• **Consigne de l'exercice**
Recopiez mot pour mot, s'il vous plaît, un extrait du passage fourni : commencez aux mots « L’inattendue, le premier » et arrêtez-vous après « de sa fille. ».

L’inattendue – Avis +

Présentation de l’éditeur

Une jeune femme tient le carnet de bord de sa grossesse, de cet enfant qu’elle fabrique enfin après l’avoir très longtemps désiré. Aujourd’hui, elle l’attend avec ferveur, enthousiasme, inquiétude : qui sera-t-il ? Conjurera-t-il le souvenir entêtant d’un autre enfant, disparu depuis longtemps ? De ce moment banal et merveilleux, de cette attente infinie, elle note jour après jour les moindres changements, les plus infimes événements et les émotions puissantes qu’ils font naître en elle. Oscillant sans cesse entre peur et bonheur, la vie fait son chemin tandis que l’heure de la rencontre approche pour la jeune mère et son enfant, après neuf mois passés à faire connaissance

Avis d’Enora

L’inattendue, le premier roman de Karine Reysset, est une sorte de carnet de bord tenue par une jeune femme pendant sa première grossesse. Roman certainement basé sur l’expérience personnelle de l’auteur, puisqu’elle a donné aux personnages les prénoms de son compagnon et de sa fille.

• **Enregistrements conservés**
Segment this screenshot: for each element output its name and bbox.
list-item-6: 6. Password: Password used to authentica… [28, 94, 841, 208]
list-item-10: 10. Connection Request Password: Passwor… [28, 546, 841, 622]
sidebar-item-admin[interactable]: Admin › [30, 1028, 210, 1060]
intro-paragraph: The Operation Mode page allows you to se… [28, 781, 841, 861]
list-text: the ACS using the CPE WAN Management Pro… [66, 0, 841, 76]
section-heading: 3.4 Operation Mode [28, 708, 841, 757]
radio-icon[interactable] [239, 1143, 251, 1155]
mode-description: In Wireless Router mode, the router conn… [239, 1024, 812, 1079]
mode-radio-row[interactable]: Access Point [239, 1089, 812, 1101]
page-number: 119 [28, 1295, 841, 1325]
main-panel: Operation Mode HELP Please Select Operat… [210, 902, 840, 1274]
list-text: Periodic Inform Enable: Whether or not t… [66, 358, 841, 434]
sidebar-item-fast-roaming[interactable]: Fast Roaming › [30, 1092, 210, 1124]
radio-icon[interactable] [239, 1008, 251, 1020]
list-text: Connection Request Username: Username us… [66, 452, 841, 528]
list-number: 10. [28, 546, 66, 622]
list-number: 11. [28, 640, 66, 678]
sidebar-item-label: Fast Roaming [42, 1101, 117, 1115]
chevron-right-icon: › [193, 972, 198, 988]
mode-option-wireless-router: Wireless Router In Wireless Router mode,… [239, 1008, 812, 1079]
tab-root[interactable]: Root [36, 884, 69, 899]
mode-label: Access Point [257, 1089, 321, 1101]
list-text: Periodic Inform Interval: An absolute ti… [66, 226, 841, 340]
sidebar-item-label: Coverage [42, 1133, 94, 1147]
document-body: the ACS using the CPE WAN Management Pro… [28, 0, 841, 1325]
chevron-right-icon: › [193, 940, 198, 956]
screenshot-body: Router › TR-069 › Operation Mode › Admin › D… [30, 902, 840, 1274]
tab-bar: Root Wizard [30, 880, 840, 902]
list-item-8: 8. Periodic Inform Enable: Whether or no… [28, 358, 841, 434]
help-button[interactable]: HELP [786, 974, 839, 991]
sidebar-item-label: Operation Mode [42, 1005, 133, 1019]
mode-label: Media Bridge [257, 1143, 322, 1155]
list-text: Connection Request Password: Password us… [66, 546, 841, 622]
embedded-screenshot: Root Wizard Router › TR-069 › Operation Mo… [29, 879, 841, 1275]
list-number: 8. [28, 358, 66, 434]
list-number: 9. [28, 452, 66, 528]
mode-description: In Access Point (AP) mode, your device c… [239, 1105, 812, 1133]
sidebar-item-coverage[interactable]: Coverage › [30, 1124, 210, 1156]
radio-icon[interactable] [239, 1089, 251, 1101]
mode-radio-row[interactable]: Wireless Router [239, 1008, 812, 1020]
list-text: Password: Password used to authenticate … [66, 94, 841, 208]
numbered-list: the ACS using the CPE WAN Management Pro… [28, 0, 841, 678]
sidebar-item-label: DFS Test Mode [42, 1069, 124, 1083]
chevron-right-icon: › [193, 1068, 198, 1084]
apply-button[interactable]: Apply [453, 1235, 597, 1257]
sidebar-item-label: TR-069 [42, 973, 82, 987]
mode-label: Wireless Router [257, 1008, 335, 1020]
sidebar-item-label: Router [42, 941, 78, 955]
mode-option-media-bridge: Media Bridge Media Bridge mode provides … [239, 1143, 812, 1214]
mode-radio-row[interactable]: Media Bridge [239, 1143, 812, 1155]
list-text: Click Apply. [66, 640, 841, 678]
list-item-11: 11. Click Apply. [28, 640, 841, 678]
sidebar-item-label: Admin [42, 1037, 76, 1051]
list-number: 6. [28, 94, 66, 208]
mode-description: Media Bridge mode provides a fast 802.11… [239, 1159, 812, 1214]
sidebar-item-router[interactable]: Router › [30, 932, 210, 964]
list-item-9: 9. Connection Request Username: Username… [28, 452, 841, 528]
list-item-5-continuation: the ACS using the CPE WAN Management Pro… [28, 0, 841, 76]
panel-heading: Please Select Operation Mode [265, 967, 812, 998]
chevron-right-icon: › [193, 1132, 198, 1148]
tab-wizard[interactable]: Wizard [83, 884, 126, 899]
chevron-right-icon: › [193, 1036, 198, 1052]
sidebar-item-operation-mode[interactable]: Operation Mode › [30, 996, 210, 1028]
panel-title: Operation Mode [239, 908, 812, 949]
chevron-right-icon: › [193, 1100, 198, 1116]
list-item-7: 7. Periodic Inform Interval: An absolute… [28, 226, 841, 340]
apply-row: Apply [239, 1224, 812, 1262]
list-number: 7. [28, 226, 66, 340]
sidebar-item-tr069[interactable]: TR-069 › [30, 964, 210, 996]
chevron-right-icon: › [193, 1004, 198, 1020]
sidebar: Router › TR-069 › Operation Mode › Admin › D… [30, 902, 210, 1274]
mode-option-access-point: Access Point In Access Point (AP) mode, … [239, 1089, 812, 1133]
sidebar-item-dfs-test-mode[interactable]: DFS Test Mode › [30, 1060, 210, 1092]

• **Réponse attendue**
L’inattendue, le premier roman de Karine Reysset, est une sorte de carnet de bord tenue par une jeune femme pendant sa première grossesse. Roman certainement basé sur l’expérience personnelle de l’auteur, puisqu’elle a donné aux personnages les prénoms de son compagnon et de sa fille.